- REQUIRED TASK: Copy every line that mentions the word "this".

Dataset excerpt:
<<<<
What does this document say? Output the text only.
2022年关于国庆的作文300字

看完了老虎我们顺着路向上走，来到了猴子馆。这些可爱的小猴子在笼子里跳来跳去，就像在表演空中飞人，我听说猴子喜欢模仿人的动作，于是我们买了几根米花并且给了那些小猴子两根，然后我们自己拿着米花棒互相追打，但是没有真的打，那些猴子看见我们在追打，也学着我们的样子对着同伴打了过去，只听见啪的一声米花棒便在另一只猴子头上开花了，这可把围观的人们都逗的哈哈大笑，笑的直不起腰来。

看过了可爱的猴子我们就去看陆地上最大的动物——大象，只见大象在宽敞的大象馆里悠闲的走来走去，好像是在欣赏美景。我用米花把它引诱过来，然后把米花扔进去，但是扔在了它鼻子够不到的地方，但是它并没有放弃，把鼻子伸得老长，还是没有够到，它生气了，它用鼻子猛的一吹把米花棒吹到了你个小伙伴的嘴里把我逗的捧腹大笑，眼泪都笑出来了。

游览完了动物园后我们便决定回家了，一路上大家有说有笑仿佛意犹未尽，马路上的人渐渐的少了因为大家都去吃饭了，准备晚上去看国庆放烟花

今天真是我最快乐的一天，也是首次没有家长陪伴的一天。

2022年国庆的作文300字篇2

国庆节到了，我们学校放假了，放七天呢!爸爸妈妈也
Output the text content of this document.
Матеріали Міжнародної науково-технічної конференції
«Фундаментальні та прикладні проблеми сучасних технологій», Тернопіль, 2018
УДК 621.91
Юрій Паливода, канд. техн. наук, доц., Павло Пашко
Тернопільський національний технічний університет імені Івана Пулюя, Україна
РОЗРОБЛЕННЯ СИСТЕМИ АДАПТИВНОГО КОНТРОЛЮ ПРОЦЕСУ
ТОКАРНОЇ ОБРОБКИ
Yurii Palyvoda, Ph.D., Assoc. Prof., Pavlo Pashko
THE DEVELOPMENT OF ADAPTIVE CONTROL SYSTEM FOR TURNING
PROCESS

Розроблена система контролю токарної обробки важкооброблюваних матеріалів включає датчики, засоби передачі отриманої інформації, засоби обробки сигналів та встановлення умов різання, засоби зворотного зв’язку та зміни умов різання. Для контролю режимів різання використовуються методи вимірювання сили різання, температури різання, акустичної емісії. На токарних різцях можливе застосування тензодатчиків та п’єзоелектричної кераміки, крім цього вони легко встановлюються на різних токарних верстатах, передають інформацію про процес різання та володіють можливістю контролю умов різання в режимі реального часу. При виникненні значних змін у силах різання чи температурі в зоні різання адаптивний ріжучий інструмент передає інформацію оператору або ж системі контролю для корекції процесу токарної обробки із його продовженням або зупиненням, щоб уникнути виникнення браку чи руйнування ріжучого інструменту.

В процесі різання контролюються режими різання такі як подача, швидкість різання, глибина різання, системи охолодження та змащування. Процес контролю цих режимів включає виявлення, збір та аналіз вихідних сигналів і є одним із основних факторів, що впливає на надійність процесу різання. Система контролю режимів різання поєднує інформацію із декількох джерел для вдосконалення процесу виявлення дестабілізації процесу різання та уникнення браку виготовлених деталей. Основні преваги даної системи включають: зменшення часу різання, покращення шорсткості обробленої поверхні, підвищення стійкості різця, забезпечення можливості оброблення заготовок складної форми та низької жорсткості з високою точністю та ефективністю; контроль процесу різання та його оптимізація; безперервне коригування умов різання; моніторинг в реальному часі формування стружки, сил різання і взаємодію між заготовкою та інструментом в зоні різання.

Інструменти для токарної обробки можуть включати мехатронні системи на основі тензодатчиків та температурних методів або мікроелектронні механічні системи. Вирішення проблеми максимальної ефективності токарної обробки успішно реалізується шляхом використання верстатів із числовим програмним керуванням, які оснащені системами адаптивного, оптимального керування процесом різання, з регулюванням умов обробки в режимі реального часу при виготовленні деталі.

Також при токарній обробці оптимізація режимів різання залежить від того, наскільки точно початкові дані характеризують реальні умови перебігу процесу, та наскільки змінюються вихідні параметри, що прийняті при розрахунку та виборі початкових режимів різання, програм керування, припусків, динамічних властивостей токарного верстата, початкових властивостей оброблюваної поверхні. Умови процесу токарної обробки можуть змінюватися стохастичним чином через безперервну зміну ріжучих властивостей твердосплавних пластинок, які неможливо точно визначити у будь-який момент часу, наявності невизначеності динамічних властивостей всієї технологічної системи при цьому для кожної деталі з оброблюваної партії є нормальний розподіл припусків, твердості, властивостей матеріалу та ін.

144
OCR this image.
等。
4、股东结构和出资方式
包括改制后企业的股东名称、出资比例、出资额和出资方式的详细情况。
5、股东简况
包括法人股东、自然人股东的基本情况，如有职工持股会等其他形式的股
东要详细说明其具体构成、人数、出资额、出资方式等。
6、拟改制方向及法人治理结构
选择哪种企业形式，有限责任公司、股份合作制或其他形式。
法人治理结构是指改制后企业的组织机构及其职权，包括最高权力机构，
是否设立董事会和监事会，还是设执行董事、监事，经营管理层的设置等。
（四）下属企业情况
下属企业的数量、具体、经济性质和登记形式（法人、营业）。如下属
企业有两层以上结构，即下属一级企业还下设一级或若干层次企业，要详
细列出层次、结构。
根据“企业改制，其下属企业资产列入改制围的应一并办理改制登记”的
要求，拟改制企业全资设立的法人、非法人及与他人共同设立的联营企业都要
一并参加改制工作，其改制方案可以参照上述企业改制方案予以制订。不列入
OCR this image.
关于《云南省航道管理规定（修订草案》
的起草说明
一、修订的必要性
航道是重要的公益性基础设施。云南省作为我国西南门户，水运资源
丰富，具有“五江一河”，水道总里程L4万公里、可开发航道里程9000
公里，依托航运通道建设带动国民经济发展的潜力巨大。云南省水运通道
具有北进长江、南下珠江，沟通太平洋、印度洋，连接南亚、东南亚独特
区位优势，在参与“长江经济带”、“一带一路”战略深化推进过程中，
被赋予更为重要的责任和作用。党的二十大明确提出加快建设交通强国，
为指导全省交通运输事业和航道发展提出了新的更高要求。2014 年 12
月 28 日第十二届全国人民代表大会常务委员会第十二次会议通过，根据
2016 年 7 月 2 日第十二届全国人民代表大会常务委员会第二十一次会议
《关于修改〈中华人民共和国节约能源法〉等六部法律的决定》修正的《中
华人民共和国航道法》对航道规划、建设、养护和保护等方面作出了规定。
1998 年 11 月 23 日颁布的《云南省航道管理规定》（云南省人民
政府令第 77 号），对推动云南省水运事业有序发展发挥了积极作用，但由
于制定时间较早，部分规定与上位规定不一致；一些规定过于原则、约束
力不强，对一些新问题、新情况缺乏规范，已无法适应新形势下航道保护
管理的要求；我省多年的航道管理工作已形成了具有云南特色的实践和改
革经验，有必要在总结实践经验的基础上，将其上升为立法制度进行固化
>>>>
- SOLUTION:
What does this document say? Output the text only.
Output the text content of this document.
OCR this image.
OCR this image.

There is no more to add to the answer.